-- Problem description --
Report all lines holding "Convert".

+++ Given entries +++

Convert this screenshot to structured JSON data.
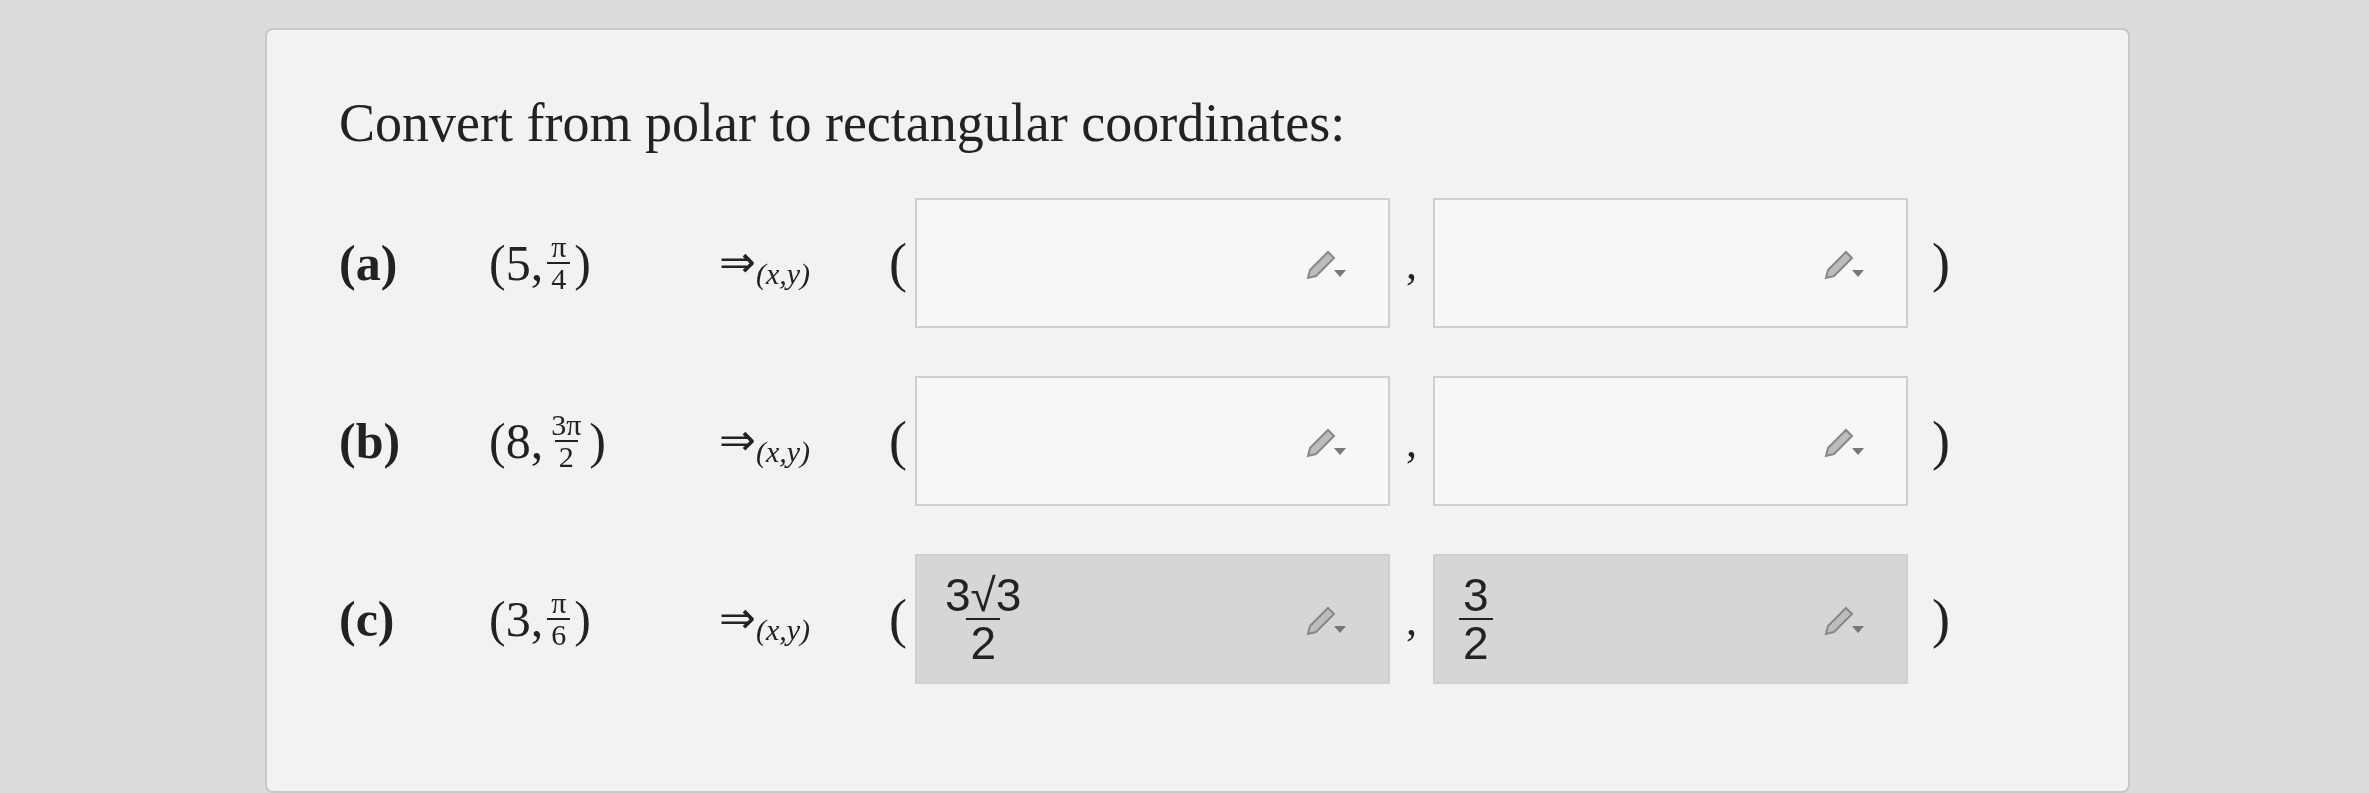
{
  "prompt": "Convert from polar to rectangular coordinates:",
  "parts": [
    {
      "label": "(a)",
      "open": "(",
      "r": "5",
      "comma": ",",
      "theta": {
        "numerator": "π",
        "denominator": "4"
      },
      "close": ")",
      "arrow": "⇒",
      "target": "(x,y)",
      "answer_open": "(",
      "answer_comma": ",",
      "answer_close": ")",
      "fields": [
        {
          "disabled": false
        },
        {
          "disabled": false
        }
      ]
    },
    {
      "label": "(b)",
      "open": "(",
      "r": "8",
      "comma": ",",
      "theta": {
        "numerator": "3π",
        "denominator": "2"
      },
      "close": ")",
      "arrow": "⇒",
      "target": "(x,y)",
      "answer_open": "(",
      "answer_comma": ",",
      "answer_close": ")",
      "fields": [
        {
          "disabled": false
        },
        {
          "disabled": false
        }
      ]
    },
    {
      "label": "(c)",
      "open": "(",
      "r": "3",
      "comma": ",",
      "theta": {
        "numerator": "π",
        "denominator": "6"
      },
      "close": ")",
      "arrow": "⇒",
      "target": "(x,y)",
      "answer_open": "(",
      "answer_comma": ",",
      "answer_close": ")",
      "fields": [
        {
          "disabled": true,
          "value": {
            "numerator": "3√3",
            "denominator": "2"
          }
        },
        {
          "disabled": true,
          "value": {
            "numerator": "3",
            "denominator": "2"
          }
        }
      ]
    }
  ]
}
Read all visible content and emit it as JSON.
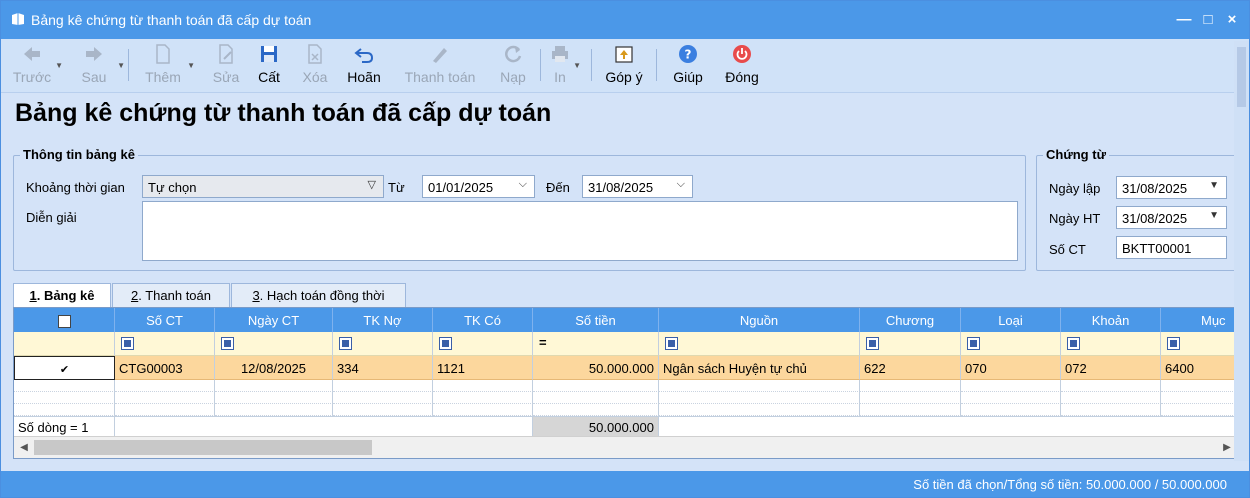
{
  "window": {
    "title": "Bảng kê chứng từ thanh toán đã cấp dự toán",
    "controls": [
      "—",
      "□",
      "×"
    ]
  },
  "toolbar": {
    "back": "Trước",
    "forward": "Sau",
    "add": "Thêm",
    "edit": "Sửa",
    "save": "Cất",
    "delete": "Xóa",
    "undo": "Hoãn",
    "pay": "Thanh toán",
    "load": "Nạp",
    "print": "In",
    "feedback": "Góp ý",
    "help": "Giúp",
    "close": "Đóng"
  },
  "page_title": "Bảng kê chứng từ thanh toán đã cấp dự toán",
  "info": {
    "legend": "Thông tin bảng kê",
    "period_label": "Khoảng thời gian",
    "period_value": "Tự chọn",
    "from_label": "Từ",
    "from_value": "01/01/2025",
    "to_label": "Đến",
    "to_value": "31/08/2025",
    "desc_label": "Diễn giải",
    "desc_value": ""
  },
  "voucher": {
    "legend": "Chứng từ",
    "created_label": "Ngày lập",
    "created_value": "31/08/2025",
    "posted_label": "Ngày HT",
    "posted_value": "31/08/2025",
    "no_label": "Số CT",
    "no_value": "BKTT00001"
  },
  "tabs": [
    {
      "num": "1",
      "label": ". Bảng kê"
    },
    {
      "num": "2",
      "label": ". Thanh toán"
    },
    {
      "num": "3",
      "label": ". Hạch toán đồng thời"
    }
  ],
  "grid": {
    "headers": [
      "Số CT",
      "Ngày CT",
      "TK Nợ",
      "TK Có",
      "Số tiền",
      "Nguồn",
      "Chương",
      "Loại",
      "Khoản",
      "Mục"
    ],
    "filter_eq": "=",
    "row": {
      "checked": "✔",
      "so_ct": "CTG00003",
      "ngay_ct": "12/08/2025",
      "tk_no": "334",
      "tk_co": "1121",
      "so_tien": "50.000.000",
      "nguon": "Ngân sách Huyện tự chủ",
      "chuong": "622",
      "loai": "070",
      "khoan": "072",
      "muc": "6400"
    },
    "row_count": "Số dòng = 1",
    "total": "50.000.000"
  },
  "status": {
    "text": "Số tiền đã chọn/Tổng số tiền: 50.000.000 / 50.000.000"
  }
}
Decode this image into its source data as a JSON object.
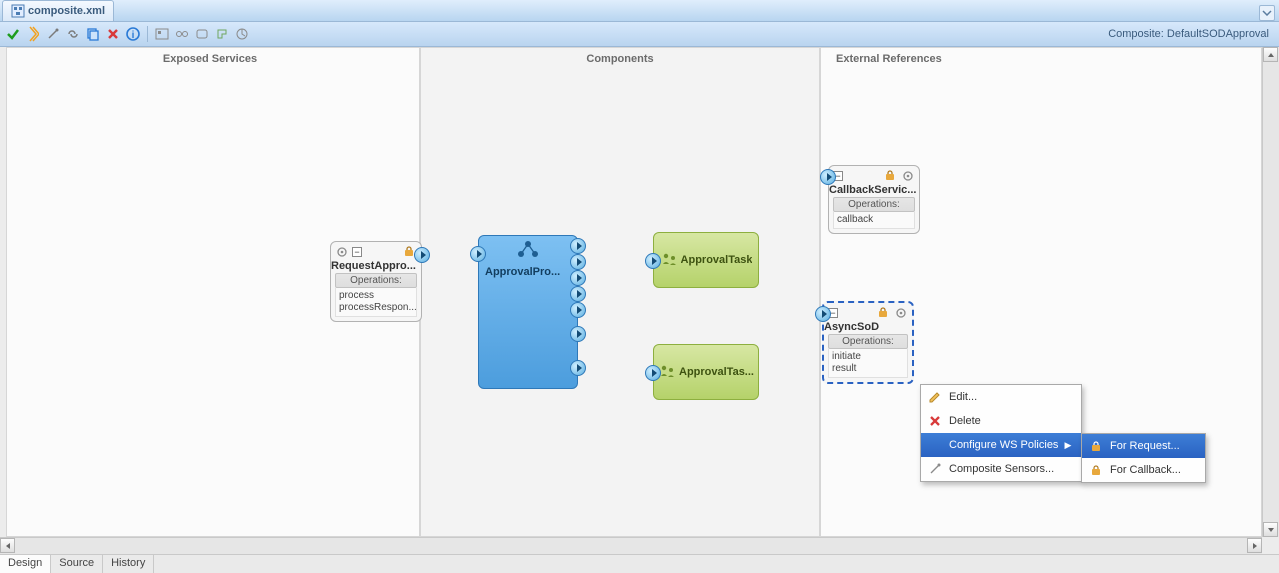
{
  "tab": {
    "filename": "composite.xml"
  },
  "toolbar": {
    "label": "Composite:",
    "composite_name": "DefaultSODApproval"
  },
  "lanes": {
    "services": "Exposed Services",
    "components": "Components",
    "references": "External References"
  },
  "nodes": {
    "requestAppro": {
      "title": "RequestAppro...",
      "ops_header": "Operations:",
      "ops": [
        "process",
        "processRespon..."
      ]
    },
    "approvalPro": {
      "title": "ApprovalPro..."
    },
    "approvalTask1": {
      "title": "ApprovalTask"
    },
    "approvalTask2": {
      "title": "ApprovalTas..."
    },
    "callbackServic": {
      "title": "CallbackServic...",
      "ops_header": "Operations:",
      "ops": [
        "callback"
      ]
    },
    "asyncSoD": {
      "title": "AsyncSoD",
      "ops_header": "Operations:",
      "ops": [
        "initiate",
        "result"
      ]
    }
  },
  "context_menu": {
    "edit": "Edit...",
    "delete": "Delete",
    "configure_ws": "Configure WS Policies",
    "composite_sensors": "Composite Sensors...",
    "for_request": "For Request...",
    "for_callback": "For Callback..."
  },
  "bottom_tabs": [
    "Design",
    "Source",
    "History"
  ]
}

+++

-- Final result --
Convert this screenshot to structured JSON data.
  "prompt": "Convert from polar to rectangular coordinates:",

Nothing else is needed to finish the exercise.